** START Listing **

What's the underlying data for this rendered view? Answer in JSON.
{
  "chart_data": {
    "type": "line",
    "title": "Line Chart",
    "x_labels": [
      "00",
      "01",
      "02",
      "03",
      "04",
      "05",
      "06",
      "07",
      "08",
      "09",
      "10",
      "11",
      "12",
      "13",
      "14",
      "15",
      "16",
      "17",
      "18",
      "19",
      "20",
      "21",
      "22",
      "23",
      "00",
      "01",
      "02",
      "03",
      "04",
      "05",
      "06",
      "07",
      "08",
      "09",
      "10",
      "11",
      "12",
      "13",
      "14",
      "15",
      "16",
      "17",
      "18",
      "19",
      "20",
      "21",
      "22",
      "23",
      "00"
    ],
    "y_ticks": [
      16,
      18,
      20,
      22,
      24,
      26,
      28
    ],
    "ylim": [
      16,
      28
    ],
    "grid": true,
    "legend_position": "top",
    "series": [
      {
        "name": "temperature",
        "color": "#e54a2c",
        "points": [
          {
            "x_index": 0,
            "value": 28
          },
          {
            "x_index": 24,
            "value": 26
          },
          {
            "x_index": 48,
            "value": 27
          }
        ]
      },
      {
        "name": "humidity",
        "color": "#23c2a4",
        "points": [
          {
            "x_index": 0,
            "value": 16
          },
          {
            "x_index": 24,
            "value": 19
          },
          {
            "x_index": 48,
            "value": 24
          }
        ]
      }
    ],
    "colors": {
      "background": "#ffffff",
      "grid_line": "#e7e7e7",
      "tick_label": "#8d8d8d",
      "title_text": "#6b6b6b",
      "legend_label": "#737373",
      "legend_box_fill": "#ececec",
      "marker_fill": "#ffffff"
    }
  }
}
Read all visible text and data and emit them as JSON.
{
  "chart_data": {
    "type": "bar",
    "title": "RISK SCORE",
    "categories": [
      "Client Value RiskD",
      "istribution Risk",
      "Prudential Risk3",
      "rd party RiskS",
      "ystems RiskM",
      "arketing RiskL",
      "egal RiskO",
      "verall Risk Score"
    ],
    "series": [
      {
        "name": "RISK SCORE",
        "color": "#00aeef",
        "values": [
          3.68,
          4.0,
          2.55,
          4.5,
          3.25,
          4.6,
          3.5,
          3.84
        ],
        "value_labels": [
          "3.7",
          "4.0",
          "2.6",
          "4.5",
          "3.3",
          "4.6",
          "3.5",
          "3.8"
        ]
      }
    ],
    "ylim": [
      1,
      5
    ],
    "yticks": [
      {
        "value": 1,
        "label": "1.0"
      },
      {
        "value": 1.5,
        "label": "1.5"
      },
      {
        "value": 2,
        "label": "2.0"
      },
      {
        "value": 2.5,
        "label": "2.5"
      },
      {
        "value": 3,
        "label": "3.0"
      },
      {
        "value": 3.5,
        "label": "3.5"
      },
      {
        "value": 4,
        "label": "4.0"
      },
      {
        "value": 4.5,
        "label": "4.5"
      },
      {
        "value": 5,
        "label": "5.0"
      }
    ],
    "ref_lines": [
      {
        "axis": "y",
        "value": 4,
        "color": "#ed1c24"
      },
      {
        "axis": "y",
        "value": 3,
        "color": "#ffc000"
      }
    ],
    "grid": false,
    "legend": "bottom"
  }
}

** END Listing **

Written exercise: Copy out each line of the entries that holds "name".

Exercise response:
        "name": "temperature",
        "name": "humidity",
        "name": "RISK SCORE",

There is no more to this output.